Extracted text:
↓↓↓
Toilet Training Your Autistic Child

Young girl sitting on the toilet, leaning forward, trying to get up

•     Are you feeling pressure that your child is not toilet trained?
•   Have you felt embarrassed or guilty that your child is still in diapers?
•    Are you criticized or blamed that your child should have been trained by now?
•    Are you concerned that it is your fault and/or that you are a bad parent?

This is not the case! But, these are common experiences for parents of children on the autism spectrum. Parents often feel pressure to have their child toilet trained when they are past the age of 2 or 3. This may come from extended family, friends, the public, or from the parents themselves. Often parents want to have their child trained so he can get into a school program or day care.

Many autistic children are not ready to be toilet trained until they are 4, 5, 6, 7-years-old, and sometimes even older. There are  young autistic children who understand the concept of toileting before they are actually able to go in the toilet. They may not be able to feel it, communicate that they need to go, or figure out what they need to do to be successful. These problems with sensory processing can make toilet training a more complex challenge.
↑↑↑
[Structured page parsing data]
↓↓↓
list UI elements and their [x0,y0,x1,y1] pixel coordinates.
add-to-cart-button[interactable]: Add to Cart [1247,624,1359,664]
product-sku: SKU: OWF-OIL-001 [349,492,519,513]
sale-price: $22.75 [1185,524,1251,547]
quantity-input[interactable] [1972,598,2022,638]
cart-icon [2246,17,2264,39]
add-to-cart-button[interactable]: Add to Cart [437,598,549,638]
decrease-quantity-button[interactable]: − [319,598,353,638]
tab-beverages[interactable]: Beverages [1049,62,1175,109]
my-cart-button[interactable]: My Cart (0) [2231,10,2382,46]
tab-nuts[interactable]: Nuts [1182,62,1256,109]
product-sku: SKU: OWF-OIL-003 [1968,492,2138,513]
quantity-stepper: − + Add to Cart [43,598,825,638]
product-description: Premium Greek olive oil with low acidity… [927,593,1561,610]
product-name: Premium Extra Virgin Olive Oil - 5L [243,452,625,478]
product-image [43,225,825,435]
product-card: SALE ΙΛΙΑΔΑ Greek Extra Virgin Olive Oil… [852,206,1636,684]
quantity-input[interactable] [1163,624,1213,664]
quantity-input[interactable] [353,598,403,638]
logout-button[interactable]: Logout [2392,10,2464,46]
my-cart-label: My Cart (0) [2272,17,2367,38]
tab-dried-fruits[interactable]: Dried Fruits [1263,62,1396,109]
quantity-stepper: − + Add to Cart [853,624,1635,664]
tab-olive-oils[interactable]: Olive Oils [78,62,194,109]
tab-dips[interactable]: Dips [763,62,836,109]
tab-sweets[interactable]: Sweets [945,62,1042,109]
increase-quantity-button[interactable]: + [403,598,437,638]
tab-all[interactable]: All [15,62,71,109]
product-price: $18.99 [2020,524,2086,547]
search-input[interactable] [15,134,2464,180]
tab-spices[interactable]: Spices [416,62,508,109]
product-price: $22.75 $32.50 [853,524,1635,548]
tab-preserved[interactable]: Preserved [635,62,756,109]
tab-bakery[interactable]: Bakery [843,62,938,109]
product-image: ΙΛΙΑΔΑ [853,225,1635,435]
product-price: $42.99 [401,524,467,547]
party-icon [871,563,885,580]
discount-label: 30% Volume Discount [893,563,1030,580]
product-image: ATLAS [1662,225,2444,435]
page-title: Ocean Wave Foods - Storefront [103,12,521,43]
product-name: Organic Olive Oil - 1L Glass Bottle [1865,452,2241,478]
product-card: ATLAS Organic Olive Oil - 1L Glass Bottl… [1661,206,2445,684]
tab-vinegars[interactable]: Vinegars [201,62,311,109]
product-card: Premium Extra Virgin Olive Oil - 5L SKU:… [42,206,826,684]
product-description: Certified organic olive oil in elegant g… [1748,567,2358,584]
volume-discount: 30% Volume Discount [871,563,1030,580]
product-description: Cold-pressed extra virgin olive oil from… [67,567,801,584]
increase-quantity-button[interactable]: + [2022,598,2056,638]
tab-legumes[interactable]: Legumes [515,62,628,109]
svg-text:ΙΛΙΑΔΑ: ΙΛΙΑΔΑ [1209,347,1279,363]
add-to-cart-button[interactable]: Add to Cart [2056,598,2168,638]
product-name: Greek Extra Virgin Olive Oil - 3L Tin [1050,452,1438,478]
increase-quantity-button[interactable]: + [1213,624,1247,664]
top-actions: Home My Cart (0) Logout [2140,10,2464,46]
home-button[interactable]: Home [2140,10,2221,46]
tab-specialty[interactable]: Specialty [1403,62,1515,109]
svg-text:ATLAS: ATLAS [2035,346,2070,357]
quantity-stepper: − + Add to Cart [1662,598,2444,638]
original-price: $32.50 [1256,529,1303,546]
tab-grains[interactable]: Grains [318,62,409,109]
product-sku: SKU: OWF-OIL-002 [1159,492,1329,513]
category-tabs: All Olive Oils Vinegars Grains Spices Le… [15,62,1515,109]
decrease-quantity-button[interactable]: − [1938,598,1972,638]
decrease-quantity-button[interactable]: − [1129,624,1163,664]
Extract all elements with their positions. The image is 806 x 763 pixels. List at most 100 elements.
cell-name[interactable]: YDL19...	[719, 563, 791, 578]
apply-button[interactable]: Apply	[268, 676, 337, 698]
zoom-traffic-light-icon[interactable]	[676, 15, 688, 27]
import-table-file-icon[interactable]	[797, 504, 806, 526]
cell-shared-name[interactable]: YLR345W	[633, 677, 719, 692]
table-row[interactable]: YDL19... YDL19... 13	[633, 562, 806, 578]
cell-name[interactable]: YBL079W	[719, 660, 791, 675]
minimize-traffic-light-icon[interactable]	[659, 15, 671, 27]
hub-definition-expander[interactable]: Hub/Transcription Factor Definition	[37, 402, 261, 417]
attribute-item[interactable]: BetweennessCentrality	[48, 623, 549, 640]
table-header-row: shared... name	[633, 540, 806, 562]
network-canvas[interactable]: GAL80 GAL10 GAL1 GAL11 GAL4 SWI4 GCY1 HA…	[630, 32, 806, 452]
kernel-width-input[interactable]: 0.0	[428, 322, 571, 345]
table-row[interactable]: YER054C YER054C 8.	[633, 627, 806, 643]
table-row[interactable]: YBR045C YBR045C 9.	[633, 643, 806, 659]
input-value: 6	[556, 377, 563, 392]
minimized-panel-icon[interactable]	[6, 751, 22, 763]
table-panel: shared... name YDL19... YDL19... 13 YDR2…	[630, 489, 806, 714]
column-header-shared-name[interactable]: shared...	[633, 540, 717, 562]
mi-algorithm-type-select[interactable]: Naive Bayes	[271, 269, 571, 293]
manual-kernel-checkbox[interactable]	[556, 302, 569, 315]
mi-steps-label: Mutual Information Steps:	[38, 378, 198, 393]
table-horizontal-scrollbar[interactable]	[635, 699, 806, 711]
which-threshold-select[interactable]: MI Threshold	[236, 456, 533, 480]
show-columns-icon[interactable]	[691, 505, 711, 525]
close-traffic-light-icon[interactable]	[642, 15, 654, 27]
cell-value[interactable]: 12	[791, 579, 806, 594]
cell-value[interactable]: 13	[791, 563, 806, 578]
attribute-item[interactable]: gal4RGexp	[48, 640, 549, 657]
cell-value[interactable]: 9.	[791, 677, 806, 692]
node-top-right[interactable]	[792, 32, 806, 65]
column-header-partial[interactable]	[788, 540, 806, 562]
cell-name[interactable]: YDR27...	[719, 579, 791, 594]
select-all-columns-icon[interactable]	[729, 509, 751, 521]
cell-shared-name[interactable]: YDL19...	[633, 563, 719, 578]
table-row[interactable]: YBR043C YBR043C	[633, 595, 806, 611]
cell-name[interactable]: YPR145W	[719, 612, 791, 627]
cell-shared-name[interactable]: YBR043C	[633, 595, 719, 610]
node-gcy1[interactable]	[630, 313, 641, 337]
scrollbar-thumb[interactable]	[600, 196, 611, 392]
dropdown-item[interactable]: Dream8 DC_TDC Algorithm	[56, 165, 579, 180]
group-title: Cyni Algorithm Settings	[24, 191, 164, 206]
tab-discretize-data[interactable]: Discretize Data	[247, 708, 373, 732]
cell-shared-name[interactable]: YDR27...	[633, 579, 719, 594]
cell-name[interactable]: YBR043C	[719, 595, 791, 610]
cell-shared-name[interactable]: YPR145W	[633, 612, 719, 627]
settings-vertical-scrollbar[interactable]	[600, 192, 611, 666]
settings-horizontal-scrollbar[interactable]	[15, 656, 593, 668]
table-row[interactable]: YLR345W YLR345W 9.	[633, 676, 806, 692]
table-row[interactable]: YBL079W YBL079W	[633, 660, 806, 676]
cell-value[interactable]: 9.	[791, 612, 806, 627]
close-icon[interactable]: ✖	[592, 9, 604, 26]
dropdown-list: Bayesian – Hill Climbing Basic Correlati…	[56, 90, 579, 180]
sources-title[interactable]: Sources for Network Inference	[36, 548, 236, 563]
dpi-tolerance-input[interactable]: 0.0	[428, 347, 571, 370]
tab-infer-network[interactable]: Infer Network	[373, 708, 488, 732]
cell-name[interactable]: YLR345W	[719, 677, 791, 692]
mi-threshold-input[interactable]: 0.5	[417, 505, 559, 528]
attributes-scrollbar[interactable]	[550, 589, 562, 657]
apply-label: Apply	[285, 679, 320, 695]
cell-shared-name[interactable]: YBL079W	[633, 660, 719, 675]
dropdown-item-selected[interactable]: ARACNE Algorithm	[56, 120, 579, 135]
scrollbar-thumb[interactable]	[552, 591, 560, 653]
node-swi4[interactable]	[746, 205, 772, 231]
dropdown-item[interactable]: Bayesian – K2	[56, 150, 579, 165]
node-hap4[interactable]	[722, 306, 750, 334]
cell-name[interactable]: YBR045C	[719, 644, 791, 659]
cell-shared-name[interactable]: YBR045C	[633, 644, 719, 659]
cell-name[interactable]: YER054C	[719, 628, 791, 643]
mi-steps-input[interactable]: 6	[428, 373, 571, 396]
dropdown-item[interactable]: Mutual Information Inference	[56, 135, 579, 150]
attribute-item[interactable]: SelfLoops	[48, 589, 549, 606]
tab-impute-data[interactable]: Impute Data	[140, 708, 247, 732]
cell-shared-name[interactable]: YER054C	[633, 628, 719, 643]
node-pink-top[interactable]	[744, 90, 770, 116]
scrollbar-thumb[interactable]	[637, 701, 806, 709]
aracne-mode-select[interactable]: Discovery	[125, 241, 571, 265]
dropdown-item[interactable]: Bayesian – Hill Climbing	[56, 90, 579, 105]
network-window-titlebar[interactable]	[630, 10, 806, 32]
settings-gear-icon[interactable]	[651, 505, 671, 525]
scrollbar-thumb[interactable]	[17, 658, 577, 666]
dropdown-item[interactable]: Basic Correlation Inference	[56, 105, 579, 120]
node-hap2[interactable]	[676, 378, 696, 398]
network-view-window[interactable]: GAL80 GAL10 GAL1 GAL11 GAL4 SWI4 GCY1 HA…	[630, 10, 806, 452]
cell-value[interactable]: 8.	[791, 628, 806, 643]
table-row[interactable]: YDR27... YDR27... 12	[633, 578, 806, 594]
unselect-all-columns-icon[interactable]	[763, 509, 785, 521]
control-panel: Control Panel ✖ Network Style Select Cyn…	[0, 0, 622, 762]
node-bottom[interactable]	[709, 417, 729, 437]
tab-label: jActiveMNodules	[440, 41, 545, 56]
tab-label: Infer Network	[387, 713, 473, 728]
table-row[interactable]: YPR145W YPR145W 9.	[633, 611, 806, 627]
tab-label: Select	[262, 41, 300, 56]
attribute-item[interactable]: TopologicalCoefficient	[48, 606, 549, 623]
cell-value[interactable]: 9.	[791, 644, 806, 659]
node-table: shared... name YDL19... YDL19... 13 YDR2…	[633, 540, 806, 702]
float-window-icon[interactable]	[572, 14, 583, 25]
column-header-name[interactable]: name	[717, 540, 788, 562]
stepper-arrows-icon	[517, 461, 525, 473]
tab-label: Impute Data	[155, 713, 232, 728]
↑↑↑
Assignment: Can you retype the toilet training text from "Toilet Training Your" up to and including "trained by now?"?

Result for this task:
Toilet Training Your Autistic Child

Young girl sitting on the toilet, leaning forward, trying to get up

•     Are you feeling pressure that your child is not toilet trained?
•   Have you felt embarrassed or guilty that your child is still in diapers?
•    Are you criticized or blamed that your child should have been trained by now?